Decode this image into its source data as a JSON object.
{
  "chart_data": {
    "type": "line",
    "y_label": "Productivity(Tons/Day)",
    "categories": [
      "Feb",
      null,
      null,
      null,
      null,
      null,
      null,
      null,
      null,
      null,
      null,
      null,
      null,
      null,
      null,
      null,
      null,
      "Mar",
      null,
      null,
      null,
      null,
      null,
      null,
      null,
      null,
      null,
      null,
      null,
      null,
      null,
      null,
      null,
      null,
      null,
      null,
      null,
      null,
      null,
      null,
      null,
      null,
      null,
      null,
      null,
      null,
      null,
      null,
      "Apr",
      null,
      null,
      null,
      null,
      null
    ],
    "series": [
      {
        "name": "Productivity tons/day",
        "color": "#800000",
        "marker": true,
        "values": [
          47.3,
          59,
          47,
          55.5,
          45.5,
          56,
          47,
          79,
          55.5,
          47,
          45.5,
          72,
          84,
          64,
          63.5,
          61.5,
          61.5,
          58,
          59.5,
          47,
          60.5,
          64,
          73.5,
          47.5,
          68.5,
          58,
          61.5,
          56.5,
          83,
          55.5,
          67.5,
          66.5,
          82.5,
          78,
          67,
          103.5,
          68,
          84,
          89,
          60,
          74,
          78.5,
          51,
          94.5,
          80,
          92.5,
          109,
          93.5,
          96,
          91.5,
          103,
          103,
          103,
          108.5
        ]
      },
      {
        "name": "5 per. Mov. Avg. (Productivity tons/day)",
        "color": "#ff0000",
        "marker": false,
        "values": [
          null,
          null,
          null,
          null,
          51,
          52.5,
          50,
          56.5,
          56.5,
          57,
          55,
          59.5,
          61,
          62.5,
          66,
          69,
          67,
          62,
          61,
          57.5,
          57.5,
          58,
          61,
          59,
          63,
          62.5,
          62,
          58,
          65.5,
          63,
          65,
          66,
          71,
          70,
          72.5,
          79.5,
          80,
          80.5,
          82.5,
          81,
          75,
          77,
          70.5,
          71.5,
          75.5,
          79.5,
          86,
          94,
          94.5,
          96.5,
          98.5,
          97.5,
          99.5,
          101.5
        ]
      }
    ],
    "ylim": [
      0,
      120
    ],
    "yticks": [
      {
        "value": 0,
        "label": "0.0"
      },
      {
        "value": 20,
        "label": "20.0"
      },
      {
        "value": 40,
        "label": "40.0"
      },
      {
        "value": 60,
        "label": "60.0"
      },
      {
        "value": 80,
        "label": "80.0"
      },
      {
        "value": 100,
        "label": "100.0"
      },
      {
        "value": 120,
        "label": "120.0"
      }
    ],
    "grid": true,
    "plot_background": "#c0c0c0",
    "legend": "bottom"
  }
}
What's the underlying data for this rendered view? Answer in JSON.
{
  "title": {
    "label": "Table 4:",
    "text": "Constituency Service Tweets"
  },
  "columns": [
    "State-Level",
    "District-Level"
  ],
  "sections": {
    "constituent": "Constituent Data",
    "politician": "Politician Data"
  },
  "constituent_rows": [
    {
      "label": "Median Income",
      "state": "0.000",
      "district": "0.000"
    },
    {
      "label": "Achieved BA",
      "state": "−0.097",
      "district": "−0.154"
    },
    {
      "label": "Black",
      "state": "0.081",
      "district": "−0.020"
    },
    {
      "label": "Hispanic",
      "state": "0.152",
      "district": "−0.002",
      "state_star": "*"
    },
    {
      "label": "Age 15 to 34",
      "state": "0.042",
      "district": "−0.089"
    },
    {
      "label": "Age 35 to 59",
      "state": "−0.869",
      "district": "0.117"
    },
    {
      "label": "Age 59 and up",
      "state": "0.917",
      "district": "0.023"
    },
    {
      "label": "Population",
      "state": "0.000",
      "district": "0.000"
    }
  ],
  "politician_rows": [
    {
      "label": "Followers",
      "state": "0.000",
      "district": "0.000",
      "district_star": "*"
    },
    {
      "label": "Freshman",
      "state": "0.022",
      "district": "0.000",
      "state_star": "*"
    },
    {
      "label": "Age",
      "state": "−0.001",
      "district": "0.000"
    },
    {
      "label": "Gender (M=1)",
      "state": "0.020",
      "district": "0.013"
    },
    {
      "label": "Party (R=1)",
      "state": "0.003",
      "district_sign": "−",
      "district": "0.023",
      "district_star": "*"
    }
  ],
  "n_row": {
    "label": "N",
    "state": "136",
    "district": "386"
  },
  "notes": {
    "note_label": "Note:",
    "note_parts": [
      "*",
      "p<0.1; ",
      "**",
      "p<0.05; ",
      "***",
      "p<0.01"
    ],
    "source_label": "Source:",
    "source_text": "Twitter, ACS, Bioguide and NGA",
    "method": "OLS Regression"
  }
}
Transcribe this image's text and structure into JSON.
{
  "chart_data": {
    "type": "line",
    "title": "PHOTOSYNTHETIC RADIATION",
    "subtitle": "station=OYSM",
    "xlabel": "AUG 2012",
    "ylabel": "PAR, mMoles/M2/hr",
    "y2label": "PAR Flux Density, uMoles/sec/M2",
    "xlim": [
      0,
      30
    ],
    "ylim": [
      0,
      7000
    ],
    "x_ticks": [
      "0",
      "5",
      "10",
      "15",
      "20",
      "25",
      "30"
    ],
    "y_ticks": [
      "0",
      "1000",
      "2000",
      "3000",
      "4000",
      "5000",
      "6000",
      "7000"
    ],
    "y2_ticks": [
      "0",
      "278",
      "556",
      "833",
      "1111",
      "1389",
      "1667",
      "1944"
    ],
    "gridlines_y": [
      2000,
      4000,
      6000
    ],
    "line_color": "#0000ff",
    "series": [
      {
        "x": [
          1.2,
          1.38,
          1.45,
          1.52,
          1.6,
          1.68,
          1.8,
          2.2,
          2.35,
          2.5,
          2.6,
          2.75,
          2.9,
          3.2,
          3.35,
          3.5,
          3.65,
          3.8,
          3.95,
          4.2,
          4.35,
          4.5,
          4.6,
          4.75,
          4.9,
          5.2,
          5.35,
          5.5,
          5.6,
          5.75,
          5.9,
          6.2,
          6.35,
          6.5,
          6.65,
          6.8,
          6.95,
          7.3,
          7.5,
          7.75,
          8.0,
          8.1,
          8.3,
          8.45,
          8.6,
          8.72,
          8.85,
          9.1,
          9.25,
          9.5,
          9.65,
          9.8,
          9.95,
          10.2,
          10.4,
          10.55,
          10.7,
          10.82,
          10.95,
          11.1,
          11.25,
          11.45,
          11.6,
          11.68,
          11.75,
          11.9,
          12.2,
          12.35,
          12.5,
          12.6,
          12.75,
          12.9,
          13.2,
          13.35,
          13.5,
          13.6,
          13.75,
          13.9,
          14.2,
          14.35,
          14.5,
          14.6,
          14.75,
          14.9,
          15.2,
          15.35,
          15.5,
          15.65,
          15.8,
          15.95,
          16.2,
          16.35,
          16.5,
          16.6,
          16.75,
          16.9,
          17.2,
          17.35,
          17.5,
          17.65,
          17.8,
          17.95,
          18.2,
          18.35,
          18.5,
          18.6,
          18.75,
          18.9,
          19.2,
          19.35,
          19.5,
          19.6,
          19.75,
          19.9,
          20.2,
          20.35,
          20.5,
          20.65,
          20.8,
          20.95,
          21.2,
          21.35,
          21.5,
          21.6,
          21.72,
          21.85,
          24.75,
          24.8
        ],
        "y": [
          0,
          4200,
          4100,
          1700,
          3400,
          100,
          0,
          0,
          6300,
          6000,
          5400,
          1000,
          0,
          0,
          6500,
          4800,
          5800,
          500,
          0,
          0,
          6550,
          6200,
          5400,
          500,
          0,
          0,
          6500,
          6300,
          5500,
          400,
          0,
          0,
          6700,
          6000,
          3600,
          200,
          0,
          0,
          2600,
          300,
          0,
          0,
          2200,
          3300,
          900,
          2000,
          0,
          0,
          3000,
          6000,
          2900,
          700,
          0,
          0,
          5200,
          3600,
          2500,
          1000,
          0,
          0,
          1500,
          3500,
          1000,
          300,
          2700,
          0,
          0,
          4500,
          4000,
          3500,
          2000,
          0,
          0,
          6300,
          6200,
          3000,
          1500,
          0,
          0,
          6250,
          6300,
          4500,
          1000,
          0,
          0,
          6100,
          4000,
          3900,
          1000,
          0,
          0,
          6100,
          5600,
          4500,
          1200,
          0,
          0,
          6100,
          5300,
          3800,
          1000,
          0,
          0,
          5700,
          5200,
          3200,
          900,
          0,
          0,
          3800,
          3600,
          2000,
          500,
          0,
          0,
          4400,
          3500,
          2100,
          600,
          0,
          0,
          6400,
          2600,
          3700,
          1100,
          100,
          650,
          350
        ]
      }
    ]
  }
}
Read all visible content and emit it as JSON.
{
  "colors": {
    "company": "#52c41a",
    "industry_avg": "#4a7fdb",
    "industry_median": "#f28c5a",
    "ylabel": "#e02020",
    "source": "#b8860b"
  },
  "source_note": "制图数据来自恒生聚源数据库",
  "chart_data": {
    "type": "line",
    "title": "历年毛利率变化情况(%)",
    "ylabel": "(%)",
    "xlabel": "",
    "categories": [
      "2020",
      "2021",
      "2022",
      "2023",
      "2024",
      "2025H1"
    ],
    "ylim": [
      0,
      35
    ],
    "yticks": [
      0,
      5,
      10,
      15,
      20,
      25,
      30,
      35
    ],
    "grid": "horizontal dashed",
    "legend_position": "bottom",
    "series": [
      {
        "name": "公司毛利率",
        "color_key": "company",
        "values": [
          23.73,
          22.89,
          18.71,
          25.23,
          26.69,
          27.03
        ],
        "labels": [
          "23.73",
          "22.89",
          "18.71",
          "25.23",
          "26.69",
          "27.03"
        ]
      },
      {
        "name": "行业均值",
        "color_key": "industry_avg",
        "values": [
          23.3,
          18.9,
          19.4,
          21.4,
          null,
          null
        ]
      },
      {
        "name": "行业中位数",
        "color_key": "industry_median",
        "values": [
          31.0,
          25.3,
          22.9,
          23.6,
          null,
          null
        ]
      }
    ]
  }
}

• • • • •

_Task directions:_ Return every line holding the word "image" from the records.

_Worked answer:_
Decode this image into its source data as a JSON object.
Transcribe this image's text and structure into JSON.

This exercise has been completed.